§ **Records**
======
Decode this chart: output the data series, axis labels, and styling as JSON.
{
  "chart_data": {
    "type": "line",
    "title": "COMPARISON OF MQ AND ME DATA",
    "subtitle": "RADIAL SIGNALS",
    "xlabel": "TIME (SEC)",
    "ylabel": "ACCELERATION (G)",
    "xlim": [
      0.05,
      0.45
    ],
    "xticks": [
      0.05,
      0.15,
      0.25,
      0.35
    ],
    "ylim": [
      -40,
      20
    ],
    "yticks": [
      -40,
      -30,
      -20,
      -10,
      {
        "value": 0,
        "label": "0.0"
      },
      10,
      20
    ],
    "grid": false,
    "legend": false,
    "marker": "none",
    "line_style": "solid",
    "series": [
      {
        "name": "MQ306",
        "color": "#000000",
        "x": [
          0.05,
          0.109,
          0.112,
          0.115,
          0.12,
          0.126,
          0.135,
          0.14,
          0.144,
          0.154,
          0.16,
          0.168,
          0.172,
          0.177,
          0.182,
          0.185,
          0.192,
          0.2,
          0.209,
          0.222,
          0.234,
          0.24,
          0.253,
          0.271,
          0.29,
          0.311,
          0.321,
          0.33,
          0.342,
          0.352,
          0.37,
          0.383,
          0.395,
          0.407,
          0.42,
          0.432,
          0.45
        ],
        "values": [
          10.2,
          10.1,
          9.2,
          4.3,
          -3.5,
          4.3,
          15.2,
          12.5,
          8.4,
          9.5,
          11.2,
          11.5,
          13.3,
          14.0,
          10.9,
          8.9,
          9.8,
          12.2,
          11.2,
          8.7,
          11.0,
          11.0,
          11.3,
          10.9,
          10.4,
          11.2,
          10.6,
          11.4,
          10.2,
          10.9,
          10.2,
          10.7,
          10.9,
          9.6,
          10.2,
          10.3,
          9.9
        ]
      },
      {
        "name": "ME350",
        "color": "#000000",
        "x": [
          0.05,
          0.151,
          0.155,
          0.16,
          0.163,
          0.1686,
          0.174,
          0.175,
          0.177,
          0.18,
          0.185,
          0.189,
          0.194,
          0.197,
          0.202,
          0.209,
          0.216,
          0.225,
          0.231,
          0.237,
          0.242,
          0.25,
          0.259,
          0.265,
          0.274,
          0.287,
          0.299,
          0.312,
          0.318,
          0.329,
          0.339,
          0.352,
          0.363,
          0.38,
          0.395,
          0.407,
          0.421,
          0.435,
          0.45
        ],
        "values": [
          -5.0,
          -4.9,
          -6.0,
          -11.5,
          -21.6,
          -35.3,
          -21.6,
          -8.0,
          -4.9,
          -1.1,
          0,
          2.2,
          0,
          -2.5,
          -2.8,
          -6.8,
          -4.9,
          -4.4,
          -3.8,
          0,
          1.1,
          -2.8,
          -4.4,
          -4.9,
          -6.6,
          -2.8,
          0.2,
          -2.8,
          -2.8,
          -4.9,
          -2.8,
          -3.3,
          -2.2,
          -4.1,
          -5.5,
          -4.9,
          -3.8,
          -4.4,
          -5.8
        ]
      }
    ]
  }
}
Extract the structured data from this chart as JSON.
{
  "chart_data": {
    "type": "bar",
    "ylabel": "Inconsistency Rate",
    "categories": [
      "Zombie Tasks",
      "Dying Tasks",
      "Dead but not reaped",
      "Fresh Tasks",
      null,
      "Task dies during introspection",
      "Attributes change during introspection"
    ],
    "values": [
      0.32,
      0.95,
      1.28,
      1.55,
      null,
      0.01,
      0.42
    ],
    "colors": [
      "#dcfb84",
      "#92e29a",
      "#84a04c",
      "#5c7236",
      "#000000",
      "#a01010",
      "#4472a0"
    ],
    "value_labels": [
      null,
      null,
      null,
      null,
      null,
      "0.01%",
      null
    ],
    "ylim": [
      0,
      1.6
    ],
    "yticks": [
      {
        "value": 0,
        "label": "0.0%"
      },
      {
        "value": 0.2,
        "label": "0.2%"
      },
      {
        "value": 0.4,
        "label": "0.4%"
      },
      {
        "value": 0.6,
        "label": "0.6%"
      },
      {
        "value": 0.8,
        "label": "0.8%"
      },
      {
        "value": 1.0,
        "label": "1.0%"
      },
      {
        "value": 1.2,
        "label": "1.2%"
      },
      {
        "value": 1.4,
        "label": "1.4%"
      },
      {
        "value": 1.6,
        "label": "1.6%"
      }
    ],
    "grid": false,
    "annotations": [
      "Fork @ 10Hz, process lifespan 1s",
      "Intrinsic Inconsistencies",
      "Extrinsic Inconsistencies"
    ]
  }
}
======
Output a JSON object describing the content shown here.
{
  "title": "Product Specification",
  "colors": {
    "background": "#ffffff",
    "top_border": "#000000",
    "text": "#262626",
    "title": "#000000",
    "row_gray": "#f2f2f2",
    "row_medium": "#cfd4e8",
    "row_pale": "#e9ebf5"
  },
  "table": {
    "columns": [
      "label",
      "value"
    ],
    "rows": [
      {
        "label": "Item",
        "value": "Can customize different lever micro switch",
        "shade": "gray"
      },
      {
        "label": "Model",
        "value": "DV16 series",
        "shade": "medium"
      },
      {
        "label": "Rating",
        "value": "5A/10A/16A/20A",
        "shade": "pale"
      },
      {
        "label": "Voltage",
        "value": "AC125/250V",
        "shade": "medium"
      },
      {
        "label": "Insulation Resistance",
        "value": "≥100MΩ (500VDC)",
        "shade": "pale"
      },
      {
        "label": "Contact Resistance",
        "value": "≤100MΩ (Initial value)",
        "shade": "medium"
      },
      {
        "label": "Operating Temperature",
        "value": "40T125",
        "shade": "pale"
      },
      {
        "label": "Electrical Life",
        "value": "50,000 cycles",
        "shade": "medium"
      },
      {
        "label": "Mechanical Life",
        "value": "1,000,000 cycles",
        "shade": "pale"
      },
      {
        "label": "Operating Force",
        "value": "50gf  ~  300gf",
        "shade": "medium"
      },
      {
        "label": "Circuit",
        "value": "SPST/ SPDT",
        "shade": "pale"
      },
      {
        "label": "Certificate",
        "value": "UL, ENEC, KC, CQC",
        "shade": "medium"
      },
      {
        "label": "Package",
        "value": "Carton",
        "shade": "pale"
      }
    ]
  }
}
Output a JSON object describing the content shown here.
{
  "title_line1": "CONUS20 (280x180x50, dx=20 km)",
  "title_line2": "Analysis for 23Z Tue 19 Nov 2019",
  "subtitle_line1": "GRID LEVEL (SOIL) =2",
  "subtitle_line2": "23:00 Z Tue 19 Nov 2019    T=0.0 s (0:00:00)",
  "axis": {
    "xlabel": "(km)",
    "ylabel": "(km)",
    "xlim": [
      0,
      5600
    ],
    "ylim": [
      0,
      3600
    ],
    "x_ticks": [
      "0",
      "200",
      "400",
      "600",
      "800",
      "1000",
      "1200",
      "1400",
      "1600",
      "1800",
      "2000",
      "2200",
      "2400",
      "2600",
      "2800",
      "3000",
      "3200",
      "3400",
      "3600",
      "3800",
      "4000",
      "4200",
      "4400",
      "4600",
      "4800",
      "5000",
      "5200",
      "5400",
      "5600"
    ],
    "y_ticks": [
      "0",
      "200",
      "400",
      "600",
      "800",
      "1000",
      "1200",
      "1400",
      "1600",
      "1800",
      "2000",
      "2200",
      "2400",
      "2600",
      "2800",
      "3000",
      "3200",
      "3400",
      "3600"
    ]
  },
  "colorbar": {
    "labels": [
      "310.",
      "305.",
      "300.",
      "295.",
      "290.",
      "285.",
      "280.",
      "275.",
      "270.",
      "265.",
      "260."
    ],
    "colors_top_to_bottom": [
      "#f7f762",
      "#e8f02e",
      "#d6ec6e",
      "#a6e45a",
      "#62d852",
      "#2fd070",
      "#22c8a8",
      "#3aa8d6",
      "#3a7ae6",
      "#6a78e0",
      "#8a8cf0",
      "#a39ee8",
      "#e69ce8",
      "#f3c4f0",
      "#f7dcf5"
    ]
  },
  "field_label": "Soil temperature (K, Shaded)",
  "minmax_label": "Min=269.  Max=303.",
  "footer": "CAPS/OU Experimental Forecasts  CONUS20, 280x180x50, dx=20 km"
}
======
§ **Problem requirements**
Go through the lines above. Select every one that has the string "ylabel".

§ **Exercise answer**
    "ylabel": "ACCELERATION (G)",
    "ylabel": "Inconsistency Rate",
    "ylabel": "(km)",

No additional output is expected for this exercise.